**Dataset entries:**
#####
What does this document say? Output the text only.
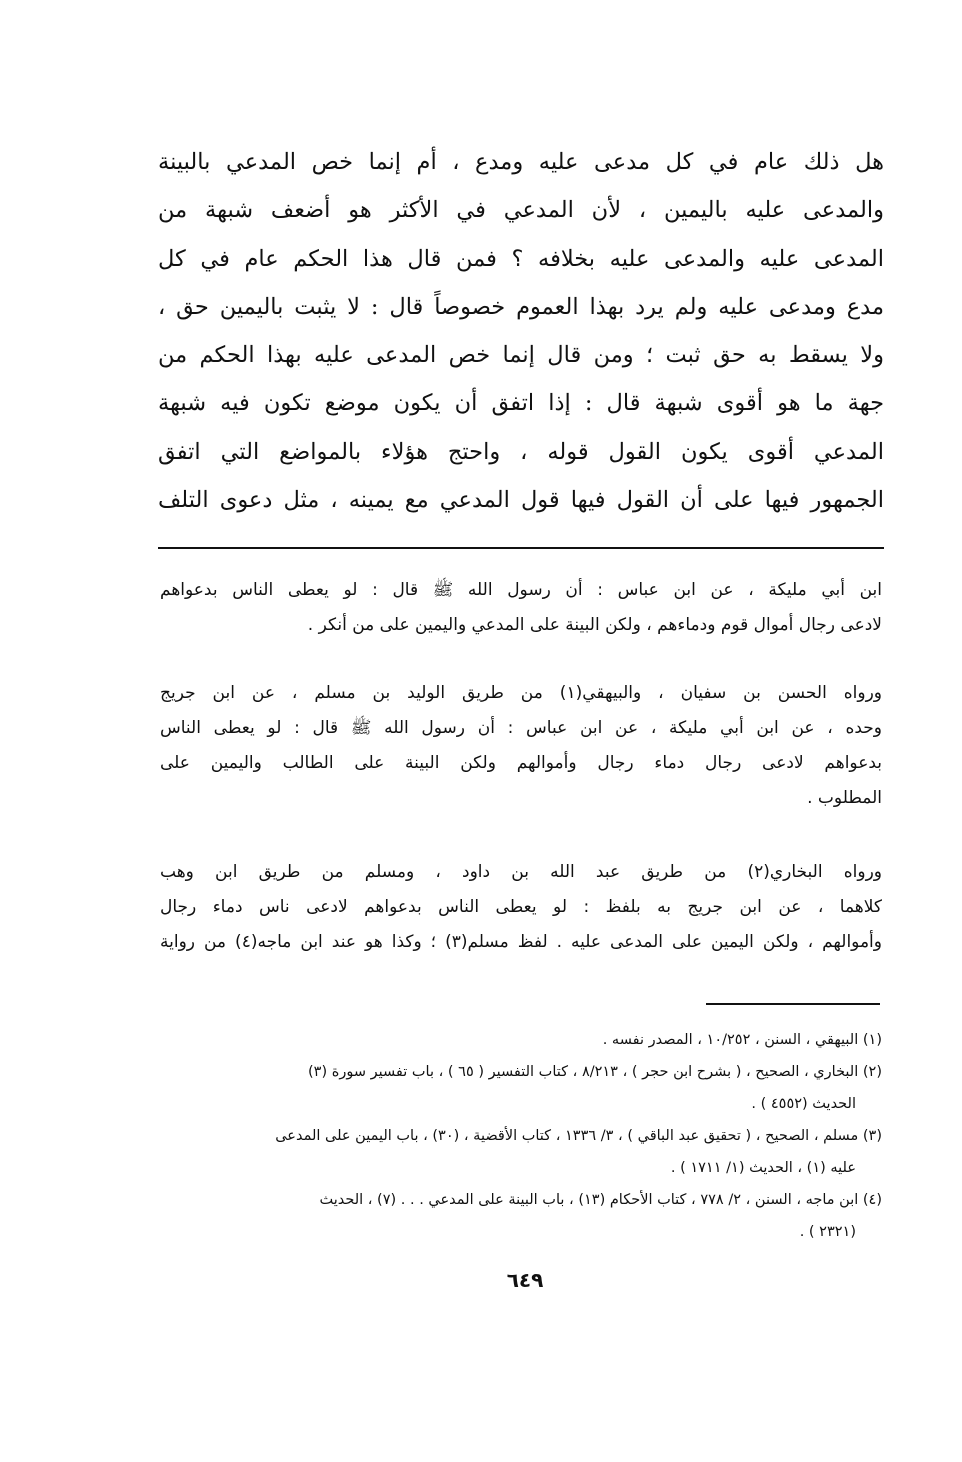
هل ذلك عام في كل مدعى عليه ومدع ، أم إنما خص المدعي بالبينة
والمدعى عليه باليمين ، لأن المدعي في الأكثر هو أضعف شبهة من
المدعى عليه والمدعى عليه بخلافه ؟ فمن قال هذا الحكم عام في كل
مدع ومدعى عليه ولم يرد بهذا العموم خصوصاً قال : لا يثبت باليمين حق ،
ولا يسقط به حق ثبت ؛ ومن قال إنما خص المدعى عليه بهذا الحكم من
جهة ما هو أقوى شبهة قال : إذا اتفق أن يكون موضع تكون فيه شبهة
المدعي أقوى يكون القول قوله ، واحتج هؤلاء بالمواضع التي اتفق
الجمهور فيها على أن القول فيها قول المدعي مع يمينه ، مثل دعوى التلف
ابن أبي مليكة ، عن ابن عباس : أن رسول الله ﷺ قال : لو يعطى الناس بدعواهم
لادعى رجال أموال قوم ودماءهم ، ولكن البينة على المدعي واليمين على من أنكر .
ورواه الحسن بن سفيان ، والبيهقي(١) من طريق الوليد بن مسلم ، عن ابن جريج
وحده ، عن ابن أبي مليكة ، عن ابن عباس : أن رسول الله ﷺ قال : لو يعطى الناس
بدعواهم لادعى رجال دماء رجال وأموالهم ولكن البينة على الطالب واليمين على
المطلوب .
ورواه البخاري(٢) من طريق عبد الله بن داود ، ومسلم من طريق ابن وهب
كلاهما ، عن ابن جريج به بلفظ : لو يعطى الناس بدعواهم لادعى ناس دماء رجال
وأموالهم ، ولكن اليمين على المدعى عليه . لفظ مسلم(٣) ؛ وكذا هو عند ابن ماجه(٤) من رواية
(١) البيهقي ، السنن ، ١٠/٢٥٢ ، المصدر نفسه .
(٢) البخاري ، الصحيح ، ( بشرح ابن حجر ) ، ٨/٢١٣ ، كتاب التفسير ( ٦٥ ) ، باب تفسير سورة (٣)
الحديث (٤٥٥٢ ) .
(٣) مسلم ، الصحيح ، ( تحقيق عبد الباقي ) ، ٣/ ١٣٣٦ ، كتاب الأقضية ، (٣٠) ، باب اليمين على المدعى
عليه (١) ، الحديث (١/ ١٧١١ ) .
(٤) ابن ماجه ، السنن ، ٢/ ٧٧٨ ، كتاب الأحكام (١٣) ، باب البينة على المدعي . . . (٧) ، الحديث
(٢٣٢١ ) .
٦٤٩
#####
**Stated problem:**
Tally how many lines in the material above hold the word "كتاب". Write only that number.

**Finished exercise:**
3